YOUR OBJECTIVE: Across the entries below, how many lines contain the string "Zoom"? Give only the count.

━━━━

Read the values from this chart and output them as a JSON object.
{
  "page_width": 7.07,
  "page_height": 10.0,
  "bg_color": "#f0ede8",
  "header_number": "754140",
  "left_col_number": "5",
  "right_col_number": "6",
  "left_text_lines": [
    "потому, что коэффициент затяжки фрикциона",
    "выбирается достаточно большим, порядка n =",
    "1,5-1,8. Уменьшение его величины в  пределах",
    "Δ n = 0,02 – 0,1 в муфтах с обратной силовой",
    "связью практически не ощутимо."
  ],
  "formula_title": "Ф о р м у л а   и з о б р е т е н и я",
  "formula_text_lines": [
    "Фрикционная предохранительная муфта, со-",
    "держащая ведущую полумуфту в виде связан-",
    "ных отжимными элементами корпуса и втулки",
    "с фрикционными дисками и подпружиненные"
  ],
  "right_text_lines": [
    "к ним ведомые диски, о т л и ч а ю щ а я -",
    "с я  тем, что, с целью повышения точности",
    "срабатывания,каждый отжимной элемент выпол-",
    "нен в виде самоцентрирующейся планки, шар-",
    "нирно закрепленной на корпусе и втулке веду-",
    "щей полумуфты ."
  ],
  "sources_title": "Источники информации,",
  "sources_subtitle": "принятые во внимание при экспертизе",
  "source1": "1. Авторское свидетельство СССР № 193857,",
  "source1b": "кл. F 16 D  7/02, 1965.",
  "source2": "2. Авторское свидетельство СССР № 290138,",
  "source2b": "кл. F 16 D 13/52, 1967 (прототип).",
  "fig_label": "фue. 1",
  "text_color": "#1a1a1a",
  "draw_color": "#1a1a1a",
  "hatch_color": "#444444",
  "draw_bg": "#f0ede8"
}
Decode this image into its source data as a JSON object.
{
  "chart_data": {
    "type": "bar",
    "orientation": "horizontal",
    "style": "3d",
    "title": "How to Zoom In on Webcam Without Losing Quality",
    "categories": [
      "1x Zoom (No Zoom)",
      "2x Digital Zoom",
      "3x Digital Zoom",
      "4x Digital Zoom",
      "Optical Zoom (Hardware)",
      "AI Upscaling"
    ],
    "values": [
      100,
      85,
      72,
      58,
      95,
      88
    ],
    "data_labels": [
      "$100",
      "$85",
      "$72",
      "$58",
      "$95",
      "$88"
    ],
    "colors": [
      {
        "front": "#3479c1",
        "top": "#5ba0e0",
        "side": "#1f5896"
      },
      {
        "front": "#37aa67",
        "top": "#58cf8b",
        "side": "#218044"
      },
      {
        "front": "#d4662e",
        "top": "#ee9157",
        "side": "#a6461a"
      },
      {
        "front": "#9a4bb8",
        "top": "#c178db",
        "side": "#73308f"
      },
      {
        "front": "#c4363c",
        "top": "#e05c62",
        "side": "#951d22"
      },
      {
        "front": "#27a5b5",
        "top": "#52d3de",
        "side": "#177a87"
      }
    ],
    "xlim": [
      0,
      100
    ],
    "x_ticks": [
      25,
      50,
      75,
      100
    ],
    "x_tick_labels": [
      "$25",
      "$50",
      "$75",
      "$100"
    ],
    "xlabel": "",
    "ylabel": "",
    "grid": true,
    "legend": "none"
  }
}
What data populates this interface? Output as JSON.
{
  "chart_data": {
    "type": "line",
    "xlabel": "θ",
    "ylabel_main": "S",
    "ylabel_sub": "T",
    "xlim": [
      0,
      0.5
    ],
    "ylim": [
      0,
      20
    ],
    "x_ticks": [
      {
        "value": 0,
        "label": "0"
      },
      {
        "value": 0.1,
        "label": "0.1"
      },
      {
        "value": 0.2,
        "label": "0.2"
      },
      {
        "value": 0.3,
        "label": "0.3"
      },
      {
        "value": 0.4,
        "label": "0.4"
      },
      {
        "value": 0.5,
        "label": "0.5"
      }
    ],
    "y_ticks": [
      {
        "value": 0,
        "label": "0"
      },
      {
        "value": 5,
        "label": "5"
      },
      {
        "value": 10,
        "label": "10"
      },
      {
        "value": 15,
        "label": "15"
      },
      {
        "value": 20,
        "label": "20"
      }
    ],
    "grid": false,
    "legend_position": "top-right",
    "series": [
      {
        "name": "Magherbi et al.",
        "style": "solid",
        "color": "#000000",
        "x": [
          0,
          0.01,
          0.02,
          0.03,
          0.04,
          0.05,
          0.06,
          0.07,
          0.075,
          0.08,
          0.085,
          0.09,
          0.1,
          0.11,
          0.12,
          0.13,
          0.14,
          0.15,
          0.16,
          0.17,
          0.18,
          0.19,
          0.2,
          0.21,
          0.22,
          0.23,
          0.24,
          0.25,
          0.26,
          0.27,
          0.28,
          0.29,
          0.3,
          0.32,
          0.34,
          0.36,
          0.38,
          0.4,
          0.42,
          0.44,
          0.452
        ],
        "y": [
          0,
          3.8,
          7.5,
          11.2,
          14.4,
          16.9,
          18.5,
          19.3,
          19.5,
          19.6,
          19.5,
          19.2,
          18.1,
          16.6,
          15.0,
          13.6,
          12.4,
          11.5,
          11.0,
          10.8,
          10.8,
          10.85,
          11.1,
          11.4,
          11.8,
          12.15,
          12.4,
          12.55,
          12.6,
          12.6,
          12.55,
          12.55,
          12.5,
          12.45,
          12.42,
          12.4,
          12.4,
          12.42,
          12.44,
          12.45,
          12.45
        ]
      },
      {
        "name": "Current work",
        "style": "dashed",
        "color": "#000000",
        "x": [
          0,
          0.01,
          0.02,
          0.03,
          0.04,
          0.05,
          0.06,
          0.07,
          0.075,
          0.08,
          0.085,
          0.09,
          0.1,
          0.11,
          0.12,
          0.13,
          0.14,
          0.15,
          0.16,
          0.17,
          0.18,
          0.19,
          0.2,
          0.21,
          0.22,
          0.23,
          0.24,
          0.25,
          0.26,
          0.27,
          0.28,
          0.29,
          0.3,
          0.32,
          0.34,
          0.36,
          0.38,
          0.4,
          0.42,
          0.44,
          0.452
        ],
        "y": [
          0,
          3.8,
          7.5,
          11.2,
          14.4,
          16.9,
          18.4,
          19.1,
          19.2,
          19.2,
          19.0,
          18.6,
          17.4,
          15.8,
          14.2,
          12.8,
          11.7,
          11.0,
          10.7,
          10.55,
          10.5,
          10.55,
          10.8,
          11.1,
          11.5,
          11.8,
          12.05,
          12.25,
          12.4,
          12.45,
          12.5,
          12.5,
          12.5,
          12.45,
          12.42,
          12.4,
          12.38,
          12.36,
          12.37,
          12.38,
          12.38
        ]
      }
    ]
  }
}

━━━━

RESPONSE BELOW: 6